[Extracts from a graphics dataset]
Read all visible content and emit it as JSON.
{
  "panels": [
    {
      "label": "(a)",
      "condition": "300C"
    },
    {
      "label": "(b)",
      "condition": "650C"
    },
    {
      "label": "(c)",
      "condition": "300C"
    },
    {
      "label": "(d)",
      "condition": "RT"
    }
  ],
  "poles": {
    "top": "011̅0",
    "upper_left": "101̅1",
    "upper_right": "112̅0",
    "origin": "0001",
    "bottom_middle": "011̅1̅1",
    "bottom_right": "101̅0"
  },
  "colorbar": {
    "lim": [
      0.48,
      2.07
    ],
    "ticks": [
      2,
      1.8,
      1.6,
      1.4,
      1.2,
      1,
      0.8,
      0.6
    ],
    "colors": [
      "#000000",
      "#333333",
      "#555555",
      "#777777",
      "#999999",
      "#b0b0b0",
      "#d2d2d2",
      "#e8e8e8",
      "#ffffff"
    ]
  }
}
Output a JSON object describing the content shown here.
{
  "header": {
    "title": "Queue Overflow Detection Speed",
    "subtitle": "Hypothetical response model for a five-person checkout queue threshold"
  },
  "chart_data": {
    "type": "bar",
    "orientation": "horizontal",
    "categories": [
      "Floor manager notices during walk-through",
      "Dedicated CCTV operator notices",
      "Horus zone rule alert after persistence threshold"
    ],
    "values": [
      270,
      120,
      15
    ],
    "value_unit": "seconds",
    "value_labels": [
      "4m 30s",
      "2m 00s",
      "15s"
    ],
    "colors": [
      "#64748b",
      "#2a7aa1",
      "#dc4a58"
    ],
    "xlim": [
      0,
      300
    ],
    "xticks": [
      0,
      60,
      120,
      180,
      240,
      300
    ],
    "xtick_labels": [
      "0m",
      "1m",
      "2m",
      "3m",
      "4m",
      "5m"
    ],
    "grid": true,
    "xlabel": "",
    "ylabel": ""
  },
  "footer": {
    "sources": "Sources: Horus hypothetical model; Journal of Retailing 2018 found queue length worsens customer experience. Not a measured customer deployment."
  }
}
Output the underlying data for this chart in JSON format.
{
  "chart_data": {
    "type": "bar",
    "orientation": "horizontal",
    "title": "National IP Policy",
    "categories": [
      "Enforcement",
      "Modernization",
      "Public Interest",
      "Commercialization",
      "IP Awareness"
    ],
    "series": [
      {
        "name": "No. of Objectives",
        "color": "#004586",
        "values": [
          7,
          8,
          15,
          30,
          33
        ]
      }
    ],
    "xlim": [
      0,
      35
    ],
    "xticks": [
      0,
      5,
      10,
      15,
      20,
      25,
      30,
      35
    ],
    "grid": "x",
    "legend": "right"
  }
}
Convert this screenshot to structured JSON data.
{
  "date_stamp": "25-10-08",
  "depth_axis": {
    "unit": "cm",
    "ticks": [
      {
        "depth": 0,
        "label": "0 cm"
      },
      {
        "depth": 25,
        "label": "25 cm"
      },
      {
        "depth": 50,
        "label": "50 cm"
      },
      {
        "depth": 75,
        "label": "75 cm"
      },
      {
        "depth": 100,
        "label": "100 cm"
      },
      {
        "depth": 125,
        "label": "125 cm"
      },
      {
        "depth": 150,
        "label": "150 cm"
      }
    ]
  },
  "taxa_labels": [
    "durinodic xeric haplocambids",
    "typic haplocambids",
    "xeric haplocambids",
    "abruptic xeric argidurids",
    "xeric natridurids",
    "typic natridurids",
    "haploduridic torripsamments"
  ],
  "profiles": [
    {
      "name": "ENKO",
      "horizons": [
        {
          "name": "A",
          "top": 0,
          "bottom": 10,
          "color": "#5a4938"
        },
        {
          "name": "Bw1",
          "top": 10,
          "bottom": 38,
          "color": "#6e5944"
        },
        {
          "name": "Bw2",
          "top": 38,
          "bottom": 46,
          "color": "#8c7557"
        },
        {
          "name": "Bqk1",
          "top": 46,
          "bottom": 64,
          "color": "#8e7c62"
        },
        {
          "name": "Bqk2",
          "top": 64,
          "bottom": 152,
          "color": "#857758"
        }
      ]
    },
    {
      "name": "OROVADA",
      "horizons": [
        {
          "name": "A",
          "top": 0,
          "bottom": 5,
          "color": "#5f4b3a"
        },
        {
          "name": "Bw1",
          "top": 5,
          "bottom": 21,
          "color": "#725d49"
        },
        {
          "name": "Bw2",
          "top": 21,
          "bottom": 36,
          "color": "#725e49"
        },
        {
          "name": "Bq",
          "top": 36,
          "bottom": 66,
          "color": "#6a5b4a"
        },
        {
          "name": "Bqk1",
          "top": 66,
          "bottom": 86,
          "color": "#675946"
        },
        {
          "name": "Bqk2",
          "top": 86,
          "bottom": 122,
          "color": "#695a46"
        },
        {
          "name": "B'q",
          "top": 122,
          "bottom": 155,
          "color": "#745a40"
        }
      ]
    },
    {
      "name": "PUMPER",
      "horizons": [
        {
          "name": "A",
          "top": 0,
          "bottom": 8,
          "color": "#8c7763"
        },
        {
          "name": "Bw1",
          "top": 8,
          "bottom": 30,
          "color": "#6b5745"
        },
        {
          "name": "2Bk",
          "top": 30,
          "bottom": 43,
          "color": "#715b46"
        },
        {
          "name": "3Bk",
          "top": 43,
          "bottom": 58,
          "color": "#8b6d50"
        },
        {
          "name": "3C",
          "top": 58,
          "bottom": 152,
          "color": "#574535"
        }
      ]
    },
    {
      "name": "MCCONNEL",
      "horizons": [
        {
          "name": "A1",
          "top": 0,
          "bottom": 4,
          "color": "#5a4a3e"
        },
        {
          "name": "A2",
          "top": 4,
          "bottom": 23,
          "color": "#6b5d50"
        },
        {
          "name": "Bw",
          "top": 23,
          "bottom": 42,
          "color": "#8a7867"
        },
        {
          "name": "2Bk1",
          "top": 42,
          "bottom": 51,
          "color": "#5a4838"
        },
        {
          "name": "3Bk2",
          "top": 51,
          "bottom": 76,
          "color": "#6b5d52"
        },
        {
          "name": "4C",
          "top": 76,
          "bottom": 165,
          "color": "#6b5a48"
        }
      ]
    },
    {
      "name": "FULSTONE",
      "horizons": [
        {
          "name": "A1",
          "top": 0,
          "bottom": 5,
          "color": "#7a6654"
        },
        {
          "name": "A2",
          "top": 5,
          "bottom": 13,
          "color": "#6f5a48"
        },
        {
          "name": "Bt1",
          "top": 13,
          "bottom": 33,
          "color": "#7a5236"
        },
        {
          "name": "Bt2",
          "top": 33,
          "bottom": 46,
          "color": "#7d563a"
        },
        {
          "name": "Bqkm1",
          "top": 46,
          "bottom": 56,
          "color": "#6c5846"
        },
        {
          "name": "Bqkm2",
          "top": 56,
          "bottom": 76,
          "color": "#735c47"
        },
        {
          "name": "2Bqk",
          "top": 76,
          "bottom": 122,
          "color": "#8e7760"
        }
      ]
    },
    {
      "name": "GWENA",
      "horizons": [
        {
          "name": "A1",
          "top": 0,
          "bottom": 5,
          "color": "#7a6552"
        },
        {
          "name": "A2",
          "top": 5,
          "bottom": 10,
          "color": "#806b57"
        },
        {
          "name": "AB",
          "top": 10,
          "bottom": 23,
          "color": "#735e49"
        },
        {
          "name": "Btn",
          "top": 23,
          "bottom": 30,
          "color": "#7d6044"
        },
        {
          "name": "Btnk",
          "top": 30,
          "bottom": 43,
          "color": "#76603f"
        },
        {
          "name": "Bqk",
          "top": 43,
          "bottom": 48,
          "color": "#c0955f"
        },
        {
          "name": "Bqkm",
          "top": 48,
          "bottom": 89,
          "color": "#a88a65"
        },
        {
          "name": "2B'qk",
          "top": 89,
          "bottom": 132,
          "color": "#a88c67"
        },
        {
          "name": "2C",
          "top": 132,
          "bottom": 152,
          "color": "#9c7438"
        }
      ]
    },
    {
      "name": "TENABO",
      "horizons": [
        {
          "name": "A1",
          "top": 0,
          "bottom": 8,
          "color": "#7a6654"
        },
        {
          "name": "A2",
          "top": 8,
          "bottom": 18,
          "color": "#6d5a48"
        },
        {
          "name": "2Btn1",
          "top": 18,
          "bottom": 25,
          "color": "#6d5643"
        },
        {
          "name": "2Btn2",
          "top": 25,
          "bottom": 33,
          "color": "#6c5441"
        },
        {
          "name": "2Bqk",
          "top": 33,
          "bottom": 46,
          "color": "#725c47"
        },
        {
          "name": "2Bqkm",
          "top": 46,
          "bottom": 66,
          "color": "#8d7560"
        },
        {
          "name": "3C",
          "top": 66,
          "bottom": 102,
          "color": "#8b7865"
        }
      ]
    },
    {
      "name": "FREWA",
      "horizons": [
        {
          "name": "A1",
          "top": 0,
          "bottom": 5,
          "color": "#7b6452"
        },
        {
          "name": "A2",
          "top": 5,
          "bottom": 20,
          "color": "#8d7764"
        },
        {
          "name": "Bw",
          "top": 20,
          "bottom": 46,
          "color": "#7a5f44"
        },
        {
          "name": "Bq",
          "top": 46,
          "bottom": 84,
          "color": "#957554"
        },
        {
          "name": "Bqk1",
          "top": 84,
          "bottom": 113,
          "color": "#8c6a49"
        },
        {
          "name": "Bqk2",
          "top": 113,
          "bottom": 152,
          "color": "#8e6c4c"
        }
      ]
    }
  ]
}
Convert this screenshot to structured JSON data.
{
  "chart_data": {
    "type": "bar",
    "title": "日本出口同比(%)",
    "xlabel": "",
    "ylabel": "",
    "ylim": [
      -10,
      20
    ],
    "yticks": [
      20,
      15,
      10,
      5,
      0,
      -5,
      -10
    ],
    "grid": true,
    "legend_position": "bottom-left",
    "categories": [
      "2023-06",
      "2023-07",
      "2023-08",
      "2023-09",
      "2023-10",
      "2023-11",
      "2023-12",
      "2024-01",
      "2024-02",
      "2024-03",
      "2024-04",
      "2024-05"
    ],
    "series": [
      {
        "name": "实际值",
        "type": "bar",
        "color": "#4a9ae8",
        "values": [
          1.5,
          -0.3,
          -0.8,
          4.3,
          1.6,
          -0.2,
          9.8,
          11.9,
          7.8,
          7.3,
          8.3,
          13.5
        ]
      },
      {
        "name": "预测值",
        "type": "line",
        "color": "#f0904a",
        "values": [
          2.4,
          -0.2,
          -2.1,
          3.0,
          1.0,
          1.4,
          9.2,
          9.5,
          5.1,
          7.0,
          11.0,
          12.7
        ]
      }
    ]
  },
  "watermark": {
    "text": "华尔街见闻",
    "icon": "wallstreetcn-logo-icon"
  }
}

Task to complete: Read the lines above. Gather those in which the string "threshold" is found.

Response to the task:
    "subtitle": "Hypothetical response model for a five-person checkout queue threshold"
      "Horus zone rule alert after persistence threshold"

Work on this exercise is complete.